GIVEN EXERCISE >>
Using the entries that follow, collect the lines where the word "title" appears.
# # # #
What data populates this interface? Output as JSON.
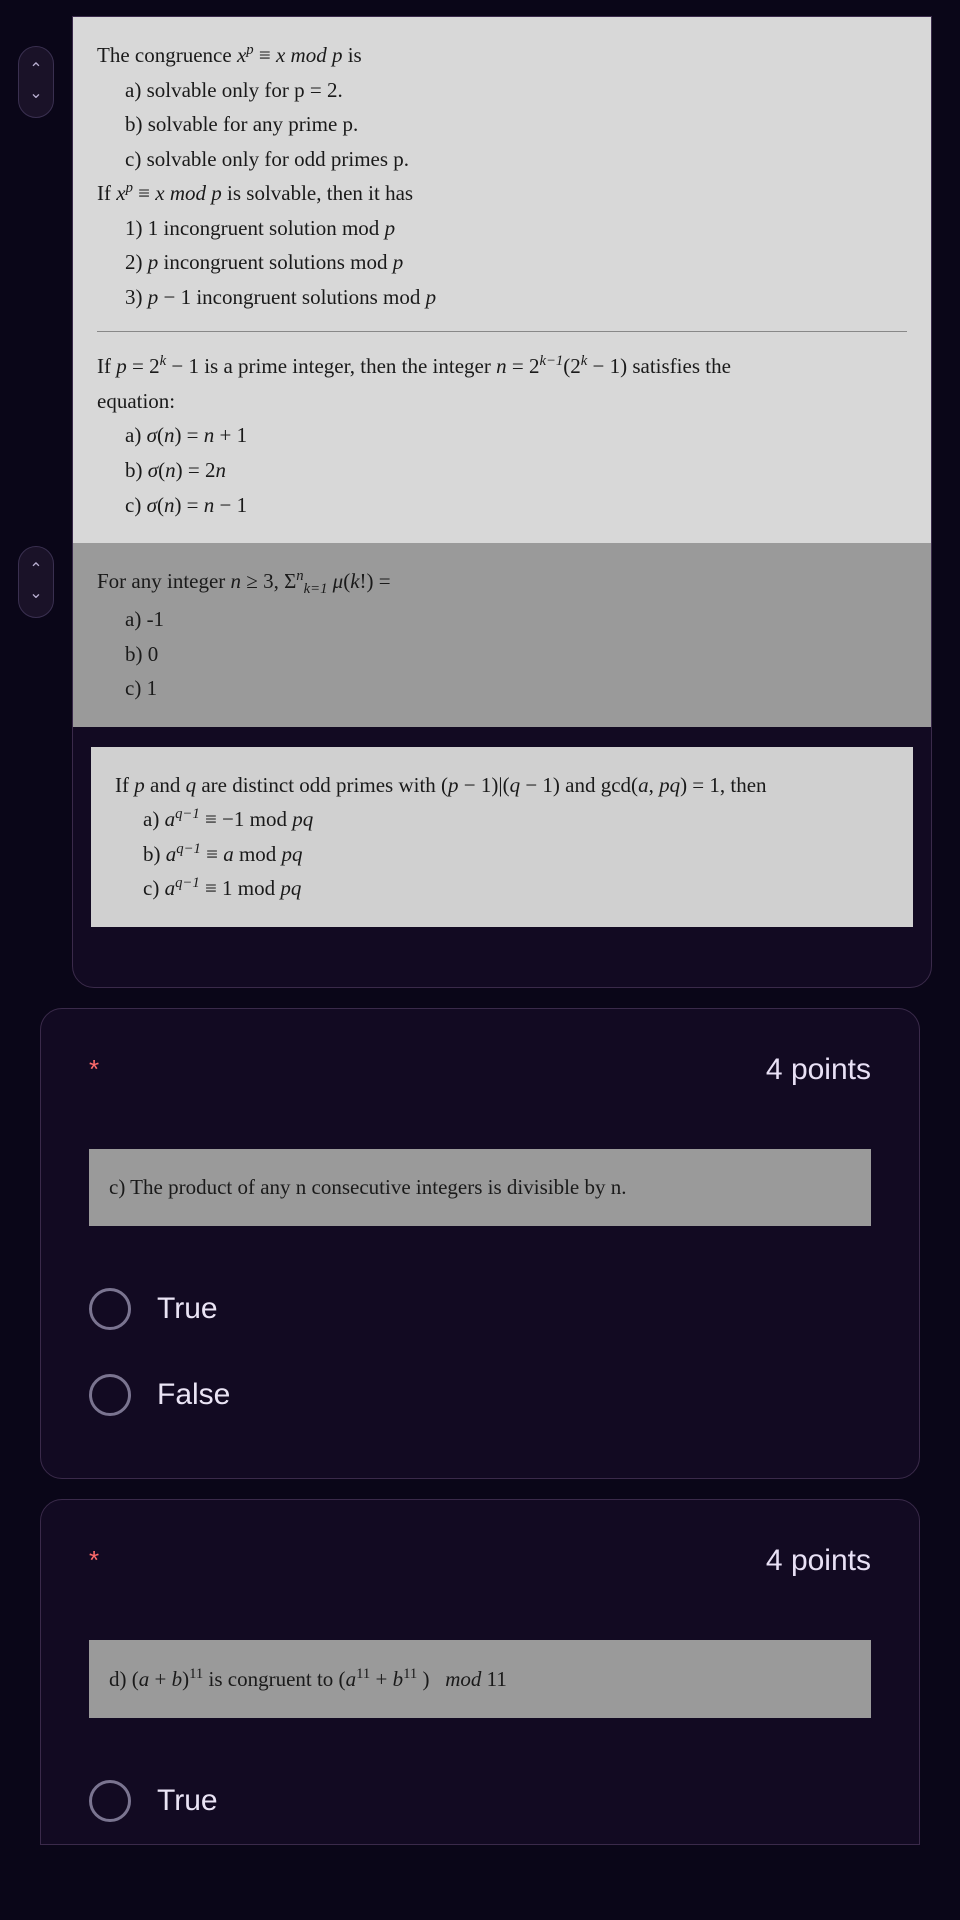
{
  "card1": {
    "block1": {
      "line1_a": "The congruence ",
      "line1_b": " is",
      "math1": "xᵖ ≡ x mod p",
      "opt_a": "a)  solvable only for p = 2.",
      "opt_b": "b)  solvable for any prime p.",
      "opt_c": "c)  solvable only for odd primes p.",
      "line2_a": "If  ",
      "line2_b": " is solvable, then it has",
      "math2": "xᵖ ≡ x mod p",
      "opt_1": "1) 1 incongruent solution mod p",
      "opt_2": "2) p incongruent solutions mod p",
      "opt_3": "3) p − 1 incongruent solutions mod p"
    },
    "block2": {
      "line1": "If p = 2ᵏ − 1 is a prime integer, then the integer n = 2ᵏ⁻¹(2ᵏ − 1) satisfies the",
      "line2": "equation:",
      "opt_a": "a)  σ(n) = n + 1",
      "opt_b": "b)  σ(n) = 2n",
      "opt_c": "c)  σ(n) = n − 1"
    },
    "block3": {
      "line1": "For any integer n ≥ 3,  Σⁿₖ₌₁ μ(k!) =",
      "opt_a": "a)  -1",
      "opt_b": "b)  0",
      "opt_c": "c)  1"
    },
    "block4": {
      "line1": "If p and q are distinct odd primes with (p − 1)|(q − 1) and gcd(a, pq) = 1, then",
      "opt_a": "a)  aᑫ⁻¹ ≡ −1 mod pq",
      "opt_b": "b)  aᑫ⁻¹ ≡ a mod pq",
      "opt_c": "c)  aᑫ⁻¹ ≡ 1 mod pq"
    }
  },
  "card2": {
    "required": "*",
    "points": "4 points",
    "statement": "c)  The product of any n consecutive integers is divisible by n.",
    "opt_true": "True",
    "opt_false": "False"
  },
  "card3": {
    "required": "*",
    "points": "4 points",
    "statement": "d)  (a + b)¹¹ is congruent to (a¹¹ + b¹¹)   mod 11",
    "opt_true": "True"
  }
}
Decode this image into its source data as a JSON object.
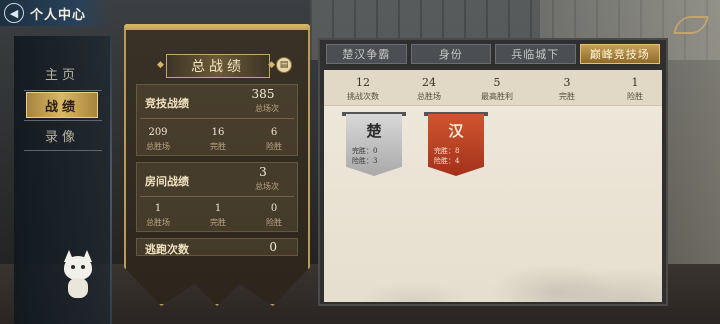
{
  "header": {
    "title": "个人中心",
    "back_icon": "back-icon"
  },
  "nav": {
    "items": [
      {
        "label": "主页"
      },
      {
        "label": "战绩"
      },
      {
        "label": "录像"
      }
    ],
    "active_index": 1
  },
  "summary_panel": {
    "title": "总战绩",
    "competitive": {
      "title": "竞技战绩",
      "total_value": "385",
      "total_label": "总场次",
      "cells": [
        {
          "value": "209",
          "label": "总胜场"
        },
        {
          "value": "16",
          "label": "完胜"
        },
        {
          "value": "6",
          "label": "险胜"
        }
      ]
    },
    "room": {
      "title": "房间战绩",
      "total_value": "3",
      "total_label": "总场次",
      "cells": [
        {
          "value": "1",
          "label": "总胜场"
        },
        {
          "value": "1",
          "label": "完胜"
        },
        {
          "value": "0",
          "label": "险胜"
        }
      ]
    },
    "escape": {
      "label": "逃跑次数",
      "value": "0"
    }
  },
  "tabs": [
    {
      "label": "楚汉争霸"
    },
    {
      "label": "身份"
    },
    {
      "label": "兵临城下"
    },
    {
      "label": "巅峰竞技场"
    }
  ],
  "active_tab": 3,
  "arena_summary": [
    {
      "value": "12",
      "label": "挑战次数"
    },
    {
      "value": "24",
      "label": "总胜场"
    },
    {
      "value": "5",
      "label": "最高胜利"
    },
    {
      "value": "3",
      "label": "完胜"
    },
    {
      "value": "1",
      "label": "险胜"
    }
  ],
  "factions": [
    {
      "name": "楚",
      "line1": "完胜：0",
      "line2": "险胜：3",
      "color": "#b5b5b5"
    },
    {
      "name": "汉",
      "line1": "完胜：8",
      "line2": "险胜：4",
      "color": "#b8412a"
    }
  ],
  "colors": {
    "accent_gold": "#c69f58",
    "nav_active": "#d9b767"
  }
}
# # # #
OUTPUT FOR THIS EXERCISE >>
    "title": "个人中心",
    "title": "总战绩",
      "title": "竞技战绩",
      "title": "房间战绩",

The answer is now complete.